#### [WRITTEN TASK]
Without including any images, repeat the data exactly.

#### [GIVEN INFORMATION]

——————

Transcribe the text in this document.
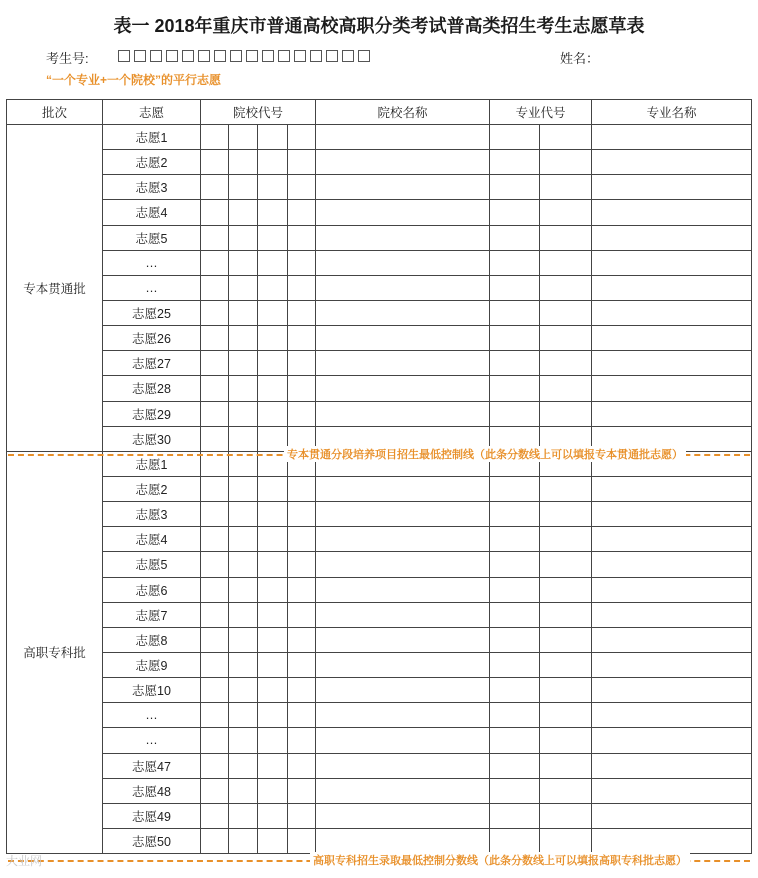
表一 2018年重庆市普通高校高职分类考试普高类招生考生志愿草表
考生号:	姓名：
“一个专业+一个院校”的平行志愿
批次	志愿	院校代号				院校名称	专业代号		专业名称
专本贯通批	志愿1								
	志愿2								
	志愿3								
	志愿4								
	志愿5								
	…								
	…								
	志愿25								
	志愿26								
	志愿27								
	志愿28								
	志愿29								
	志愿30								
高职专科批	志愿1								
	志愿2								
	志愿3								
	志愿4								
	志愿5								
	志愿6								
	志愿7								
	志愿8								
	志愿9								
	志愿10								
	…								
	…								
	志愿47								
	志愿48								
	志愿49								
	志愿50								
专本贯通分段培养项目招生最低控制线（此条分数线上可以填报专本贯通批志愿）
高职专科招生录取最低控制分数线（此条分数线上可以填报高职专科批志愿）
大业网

——————

#### [THE OUTPUT]
Transcribe the text in this document.
表一 2018年重庆市普通高校高职分类考试普高类招生考生志愿草表
考生号:	姓名：
“一个专业+一个院校”的平行志愿
批次	志愿	院校代号				院校名称	专业代号		专业名称
专本贯通批	志愿1								
	志愿2								
	志愿3								
	志愿4								
	志愿5								
	…								
	…								
	志愿25								
	志愿26								
	志愿27								
	志愿28								
	志愿29								
	志愿30								
高职专科批	志愿1								
	志愿2								
	志愿3								
	志愿4								
	志愿5								
	志愿6								
	志愿7								
	志愿8								
	志愿9								
	志愿10								
	…								
	…								
	志愿47								
	志愿48								
	志愿49								
	志愿50								
专本贯通分段培养项目招生最低控制线（此条分数线上可以填报专本贯通批志愿）
高职专科招生录取最低控制分数线（此条分数线上可以填报高职专科批志愿）
大业网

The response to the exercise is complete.